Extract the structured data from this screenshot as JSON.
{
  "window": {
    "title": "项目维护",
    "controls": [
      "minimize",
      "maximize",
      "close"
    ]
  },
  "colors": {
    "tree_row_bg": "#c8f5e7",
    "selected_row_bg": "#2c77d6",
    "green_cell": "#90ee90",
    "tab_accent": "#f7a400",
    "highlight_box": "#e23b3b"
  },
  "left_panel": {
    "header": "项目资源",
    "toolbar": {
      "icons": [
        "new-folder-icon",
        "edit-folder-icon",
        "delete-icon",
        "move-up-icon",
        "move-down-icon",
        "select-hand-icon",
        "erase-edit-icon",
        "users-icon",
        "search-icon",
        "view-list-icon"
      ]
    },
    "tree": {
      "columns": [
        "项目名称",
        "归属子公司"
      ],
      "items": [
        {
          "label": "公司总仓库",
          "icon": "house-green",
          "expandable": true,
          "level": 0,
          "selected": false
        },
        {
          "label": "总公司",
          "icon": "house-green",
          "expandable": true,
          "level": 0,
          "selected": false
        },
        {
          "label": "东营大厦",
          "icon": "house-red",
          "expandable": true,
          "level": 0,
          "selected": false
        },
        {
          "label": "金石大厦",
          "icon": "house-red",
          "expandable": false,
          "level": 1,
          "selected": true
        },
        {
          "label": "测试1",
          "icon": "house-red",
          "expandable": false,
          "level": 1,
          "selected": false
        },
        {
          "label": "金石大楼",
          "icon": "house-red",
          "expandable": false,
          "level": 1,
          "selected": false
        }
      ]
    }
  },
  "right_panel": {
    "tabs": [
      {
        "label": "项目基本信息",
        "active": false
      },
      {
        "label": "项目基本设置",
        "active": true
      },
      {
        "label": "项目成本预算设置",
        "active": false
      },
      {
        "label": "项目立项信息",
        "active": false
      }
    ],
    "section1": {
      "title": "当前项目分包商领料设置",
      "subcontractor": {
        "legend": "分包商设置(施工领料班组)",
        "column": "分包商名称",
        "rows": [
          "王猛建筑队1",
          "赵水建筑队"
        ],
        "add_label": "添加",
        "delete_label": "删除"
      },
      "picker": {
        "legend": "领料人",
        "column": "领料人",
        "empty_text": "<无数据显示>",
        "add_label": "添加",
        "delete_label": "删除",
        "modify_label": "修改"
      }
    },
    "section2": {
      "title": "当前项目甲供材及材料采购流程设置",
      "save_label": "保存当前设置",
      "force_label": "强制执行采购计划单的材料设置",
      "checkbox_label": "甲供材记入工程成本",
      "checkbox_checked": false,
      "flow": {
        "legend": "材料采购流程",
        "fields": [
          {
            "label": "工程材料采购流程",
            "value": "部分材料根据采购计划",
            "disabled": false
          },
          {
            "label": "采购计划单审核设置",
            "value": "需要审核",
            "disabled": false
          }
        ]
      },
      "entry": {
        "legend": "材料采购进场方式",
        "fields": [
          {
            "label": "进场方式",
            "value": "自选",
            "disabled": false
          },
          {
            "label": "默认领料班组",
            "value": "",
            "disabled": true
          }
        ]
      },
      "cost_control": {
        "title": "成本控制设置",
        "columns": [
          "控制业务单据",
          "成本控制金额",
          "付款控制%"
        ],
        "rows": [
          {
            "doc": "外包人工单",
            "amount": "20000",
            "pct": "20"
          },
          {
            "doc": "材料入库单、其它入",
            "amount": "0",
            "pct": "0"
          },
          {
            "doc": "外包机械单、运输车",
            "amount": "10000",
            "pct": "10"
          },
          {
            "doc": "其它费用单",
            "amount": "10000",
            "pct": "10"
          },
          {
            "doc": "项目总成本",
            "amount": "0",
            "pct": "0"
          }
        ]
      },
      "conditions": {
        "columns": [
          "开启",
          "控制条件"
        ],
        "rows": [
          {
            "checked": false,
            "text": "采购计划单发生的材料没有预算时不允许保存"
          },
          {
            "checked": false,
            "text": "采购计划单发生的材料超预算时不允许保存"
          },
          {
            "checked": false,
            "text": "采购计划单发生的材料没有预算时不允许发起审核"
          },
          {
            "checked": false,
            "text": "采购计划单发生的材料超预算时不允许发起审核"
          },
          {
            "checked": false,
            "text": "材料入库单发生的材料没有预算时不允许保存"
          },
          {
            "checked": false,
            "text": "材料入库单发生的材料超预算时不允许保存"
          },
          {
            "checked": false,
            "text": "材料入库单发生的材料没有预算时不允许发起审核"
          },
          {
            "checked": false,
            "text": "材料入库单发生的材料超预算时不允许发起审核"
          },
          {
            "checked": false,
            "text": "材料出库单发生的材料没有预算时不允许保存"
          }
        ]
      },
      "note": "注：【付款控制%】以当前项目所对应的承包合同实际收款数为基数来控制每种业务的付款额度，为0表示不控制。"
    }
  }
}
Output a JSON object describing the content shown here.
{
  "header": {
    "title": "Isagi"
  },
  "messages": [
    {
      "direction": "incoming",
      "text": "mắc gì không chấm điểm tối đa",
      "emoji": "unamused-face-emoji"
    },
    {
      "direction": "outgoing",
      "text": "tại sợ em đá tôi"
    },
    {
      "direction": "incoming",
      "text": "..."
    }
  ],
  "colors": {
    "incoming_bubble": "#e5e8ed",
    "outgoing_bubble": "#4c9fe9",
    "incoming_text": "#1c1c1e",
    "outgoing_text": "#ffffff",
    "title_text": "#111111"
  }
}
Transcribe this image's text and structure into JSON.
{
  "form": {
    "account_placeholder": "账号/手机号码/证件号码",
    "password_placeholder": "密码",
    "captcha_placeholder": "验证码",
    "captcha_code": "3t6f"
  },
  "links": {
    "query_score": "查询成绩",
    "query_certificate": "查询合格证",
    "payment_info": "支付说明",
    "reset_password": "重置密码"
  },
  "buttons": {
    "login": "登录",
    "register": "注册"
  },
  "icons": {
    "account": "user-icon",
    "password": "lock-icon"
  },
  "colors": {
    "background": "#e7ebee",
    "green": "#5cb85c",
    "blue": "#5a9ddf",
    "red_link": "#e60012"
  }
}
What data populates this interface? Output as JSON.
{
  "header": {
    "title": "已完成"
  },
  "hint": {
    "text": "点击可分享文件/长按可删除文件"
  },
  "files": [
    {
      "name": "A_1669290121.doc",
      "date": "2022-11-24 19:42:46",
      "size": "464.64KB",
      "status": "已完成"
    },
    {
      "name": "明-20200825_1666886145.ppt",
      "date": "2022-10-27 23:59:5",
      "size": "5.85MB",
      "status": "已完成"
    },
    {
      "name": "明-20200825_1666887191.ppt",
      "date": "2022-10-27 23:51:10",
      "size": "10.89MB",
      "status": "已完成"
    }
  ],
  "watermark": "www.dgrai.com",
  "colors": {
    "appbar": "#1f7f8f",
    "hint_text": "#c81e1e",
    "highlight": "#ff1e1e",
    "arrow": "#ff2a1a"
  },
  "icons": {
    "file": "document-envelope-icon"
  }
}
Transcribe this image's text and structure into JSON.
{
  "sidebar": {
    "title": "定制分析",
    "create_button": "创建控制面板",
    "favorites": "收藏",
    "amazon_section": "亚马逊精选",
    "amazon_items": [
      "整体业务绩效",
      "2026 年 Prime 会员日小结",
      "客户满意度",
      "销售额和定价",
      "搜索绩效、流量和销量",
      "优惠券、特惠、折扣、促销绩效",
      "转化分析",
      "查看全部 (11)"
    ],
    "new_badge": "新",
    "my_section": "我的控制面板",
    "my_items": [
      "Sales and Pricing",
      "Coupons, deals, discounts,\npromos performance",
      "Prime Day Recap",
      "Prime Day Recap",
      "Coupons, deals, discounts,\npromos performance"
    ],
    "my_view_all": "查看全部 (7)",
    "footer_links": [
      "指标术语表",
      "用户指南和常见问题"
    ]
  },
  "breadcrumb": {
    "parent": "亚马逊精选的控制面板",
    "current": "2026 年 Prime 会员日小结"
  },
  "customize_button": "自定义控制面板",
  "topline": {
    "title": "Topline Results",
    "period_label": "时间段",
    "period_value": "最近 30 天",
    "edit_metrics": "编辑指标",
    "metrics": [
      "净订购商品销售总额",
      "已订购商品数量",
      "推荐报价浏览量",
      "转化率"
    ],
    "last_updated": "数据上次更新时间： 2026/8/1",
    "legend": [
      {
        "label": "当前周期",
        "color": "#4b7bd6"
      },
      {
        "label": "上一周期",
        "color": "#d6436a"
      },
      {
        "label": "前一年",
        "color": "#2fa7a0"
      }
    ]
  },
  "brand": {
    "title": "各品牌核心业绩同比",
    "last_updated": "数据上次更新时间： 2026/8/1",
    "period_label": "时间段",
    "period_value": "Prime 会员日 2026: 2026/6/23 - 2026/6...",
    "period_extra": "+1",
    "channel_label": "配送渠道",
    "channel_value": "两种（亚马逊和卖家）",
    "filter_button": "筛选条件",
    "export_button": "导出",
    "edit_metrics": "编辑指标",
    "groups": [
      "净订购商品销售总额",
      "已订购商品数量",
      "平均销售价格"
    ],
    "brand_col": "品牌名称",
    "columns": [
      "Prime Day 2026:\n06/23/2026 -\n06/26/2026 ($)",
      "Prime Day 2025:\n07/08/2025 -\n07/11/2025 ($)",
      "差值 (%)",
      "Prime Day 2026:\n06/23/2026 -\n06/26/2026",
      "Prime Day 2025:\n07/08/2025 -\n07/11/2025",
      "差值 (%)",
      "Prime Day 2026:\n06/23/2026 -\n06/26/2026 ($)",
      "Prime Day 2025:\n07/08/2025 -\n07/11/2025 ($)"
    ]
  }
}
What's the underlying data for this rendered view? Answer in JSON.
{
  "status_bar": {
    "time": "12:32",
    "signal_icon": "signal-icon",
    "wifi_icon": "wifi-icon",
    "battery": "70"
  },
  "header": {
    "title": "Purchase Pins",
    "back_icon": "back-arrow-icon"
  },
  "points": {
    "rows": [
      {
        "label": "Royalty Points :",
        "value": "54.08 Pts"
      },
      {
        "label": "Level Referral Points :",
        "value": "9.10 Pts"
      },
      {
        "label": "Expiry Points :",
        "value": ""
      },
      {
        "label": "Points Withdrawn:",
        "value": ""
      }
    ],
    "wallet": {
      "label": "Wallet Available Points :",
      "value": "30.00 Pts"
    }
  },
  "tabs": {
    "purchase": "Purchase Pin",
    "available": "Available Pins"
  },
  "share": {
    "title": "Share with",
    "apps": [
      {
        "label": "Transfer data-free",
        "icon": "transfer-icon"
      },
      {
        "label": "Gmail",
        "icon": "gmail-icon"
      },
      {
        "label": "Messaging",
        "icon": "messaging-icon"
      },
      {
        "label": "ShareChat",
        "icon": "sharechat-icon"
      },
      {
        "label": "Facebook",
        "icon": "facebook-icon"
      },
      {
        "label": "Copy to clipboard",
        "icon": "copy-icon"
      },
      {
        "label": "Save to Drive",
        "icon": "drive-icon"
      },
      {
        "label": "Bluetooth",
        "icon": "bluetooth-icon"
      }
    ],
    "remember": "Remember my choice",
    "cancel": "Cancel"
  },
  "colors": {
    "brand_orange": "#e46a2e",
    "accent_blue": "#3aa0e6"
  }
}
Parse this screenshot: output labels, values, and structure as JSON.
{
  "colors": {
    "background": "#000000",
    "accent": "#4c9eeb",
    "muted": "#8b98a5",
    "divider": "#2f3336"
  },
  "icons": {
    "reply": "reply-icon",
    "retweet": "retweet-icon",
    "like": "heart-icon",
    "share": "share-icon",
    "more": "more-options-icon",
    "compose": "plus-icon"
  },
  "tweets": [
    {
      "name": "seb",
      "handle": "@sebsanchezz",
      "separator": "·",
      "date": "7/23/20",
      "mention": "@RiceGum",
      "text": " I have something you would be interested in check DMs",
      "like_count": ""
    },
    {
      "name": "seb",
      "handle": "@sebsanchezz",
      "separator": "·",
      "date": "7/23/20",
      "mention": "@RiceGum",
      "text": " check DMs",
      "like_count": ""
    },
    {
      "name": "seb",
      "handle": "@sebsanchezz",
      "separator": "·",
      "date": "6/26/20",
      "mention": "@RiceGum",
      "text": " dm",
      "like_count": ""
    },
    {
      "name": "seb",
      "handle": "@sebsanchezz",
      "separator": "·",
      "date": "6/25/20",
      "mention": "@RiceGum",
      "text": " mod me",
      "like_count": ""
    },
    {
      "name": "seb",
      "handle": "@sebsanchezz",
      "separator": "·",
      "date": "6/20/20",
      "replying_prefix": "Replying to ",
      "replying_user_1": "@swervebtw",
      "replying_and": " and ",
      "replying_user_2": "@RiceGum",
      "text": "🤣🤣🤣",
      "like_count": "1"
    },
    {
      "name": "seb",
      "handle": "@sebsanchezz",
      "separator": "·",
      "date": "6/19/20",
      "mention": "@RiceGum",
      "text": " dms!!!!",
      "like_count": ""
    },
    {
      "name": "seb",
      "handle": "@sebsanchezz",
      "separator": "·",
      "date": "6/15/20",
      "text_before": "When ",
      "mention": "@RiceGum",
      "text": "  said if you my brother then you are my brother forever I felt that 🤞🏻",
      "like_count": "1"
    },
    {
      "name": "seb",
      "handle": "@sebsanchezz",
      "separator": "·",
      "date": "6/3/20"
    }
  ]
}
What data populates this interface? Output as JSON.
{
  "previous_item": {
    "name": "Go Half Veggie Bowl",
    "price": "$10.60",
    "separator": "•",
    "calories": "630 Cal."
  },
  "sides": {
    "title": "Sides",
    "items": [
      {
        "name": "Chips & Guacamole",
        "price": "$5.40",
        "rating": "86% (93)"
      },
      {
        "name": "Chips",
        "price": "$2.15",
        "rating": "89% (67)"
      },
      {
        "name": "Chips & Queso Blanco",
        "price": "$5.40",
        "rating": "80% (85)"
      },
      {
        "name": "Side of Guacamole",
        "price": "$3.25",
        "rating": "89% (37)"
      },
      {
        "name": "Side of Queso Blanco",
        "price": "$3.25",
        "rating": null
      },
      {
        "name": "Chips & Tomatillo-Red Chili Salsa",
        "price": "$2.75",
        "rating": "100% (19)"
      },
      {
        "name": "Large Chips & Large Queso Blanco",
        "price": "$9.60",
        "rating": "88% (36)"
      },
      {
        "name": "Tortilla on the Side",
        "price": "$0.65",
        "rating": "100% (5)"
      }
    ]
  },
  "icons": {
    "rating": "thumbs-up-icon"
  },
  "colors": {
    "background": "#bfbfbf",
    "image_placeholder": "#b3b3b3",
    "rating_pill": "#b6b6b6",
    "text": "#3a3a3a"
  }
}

● ● ● ● ●

» PROBLEM DETAILS: Copy all lines from the material that hold "Prime".

» TASK ANSWER:
      "2026 年 Prime 会员日小结",
      "Prime Day Recap",
      "Prime Day Recap",
    "current": "2026 年 Prime 会员日小结"
    "period_value": "Prime 会员日 2026: 2026/6/23 - 2026/6...",
      "Prime Day 2026:\n06/23/2026 -\n06/26/2026 ($)",
      "Prime Day 2025:\n07/08/2025 -\n07/11/2025 ($)",
      "Prime Day 2026:\n06/23/2026 -\n06/26/2026",
      "Prime Day 2025:\n07/08/2025 -\n07/11/2025",
      "Prime Day 2026:\n06/23/2026 -\n06/26/2026 ($)",
      "Prime Day 2025:\n07/08/2025 -\n07/11/2025 ($)"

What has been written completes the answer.